- [Set task] Copy the rows below, swapping each "y2-tick-label" for "right-axis-tick-label" and keeping everything else unchanged. Leave the pictures out of the copy.

- [Extracted records]
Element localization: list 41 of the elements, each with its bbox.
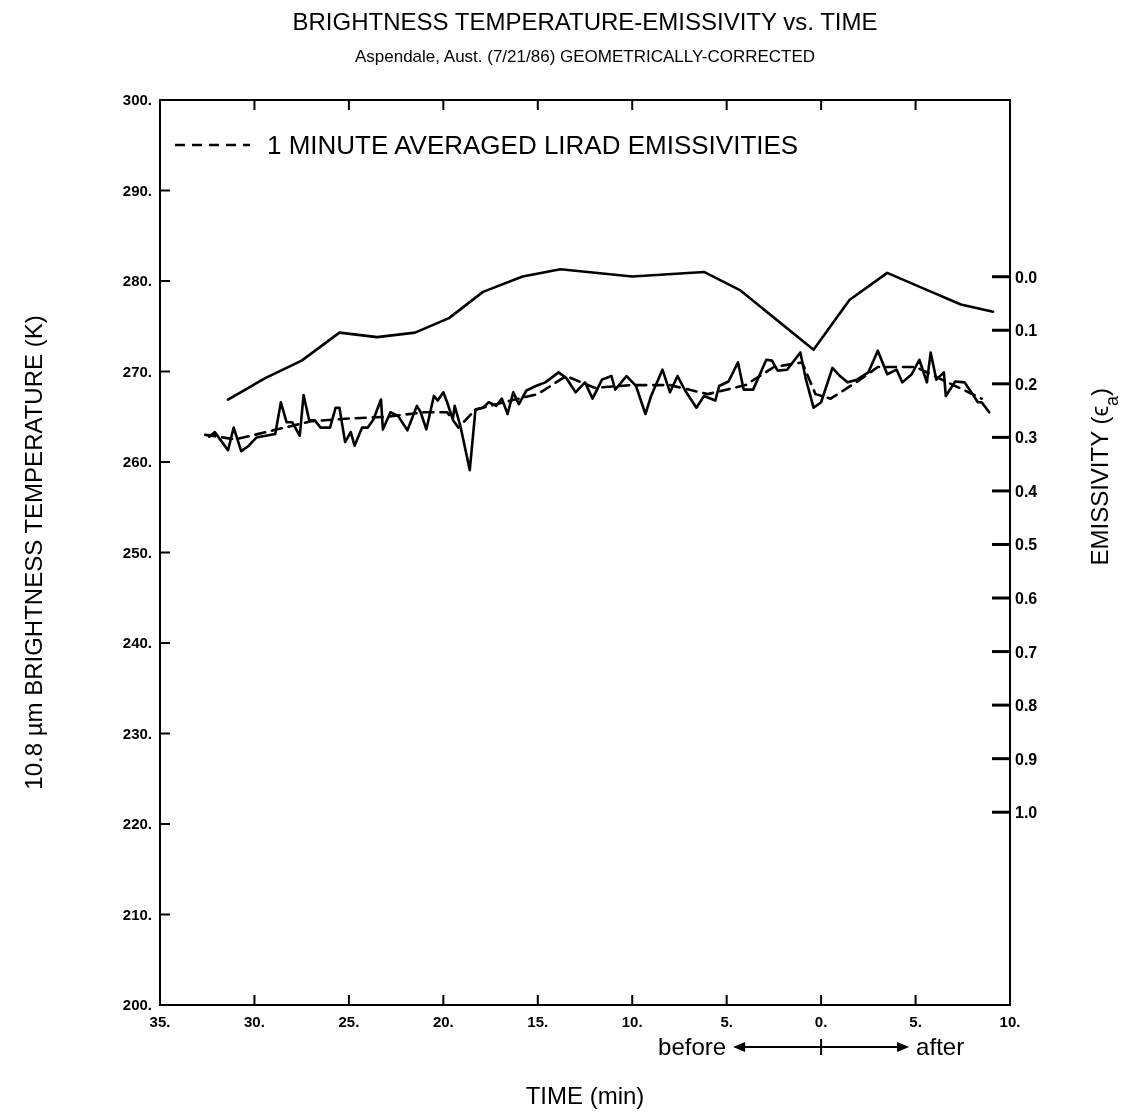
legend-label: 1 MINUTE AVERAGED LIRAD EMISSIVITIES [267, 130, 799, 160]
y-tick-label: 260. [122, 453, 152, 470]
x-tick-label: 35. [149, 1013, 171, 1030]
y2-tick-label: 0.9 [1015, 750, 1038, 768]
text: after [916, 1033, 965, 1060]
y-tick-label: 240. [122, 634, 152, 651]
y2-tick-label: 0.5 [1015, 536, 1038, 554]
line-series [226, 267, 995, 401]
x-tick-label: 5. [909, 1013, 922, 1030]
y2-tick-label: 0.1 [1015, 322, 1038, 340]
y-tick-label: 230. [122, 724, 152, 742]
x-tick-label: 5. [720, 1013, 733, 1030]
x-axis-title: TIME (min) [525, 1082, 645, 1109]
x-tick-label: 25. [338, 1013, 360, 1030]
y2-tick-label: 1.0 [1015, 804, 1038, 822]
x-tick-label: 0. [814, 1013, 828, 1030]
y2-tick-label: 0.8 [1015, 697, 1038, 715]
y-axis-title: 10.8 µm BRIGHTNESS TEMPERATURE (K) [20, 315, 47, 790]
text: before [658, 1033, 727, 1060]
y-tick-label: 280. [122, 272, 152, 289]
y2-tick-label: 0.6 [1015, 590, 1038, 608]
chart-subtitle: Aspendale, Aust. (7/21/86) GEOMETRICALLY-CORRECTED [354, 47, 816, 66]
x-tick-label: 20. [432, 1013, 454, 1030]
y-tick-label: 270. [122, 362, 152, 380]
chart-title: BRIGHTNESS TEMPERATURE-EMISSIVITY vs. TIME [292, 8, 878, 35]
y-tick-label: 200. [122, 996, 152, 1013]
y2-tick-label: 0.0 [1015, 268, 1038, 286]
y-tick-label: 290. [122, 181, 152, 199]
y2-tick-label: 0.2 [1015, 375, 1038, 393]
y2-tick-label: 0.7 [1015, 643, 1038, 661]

- [Result for this task]
Element localization: list 41 of the elements, each with its bbox.
legend-label: 1 MINUTE AVERAGED LIRAD EMISSIVITIES [267, 130, 799, 160]
y-tick-label: 260. [122, 453, 152, 470]
x-tick-label: 35. [149, 1013, 171, 1030]
right-axis-tick-label: 0.9 [1015, 750, 1038, 768]
text: after [916, 1033, 965, 1060]
y-tick-label: 240. [122, 634, 152, 651]
right-axis-tick-label: 0.5 [1015, 536, 1038, 554]
line-series [226, 267, 995, 401]
x-tick-label: 5. [909, 1013, 922, 1030]
right-axis-tick-label: 0.1 [1015, 322, 1038, 340]
y-tick-label: 230. [122, 724, 152, 742]
x-tick-label: 5. [720, 1013, 733, 1030]
x-axis-title: TIME (min) [525, 1082, 645, 1109]
x-tick-label: 25. [338, 1013, 360, 1030]
right-axis-tick-label: 1.0 [1015, 804, 1038, 822]
x-tick-label: 0. [814, 1013, 828, 1030]
right-axis-tick-label: 0.8 [1015, 697, 1038, 715]
y-axis-title: 10.8 µm BRIGHTNESS TEMPERATURE (K) [20, 315, 47, 790]
text: before [658, 1033, 727, 1060]
y-tick-label: 280. [122, 272, 152, 289]
right-axis-tick-label: 0.6 [1015, 590, 1038, 608]
chart-subtitle: Aspendale, Aust. (7/21/86) GEOMETRICALLY-CORRECTED [354, 47, 816, 66]
x-tick-label: 20. [432, 1013, 454, 1030]
y-tick-label: 270. [122, 362, 152, 380]
chart-title: BRIGHTNESS TEMPERATURE-EMISSIVITY vs. TIME [292, 8, 878, 35]
y-tick-label: 200. [122, 996, 152, 1013]
right-axis-tick-label: 0.0 [1015, 268, 1038, 286]
y-tick-label: 290. [122, 181, 152, 199]
right-axis-tick-label: 0.2 [1015, 375, 1038, 393]
right-axis-tick-label: 0.7 [1015, 643, 1038, 661]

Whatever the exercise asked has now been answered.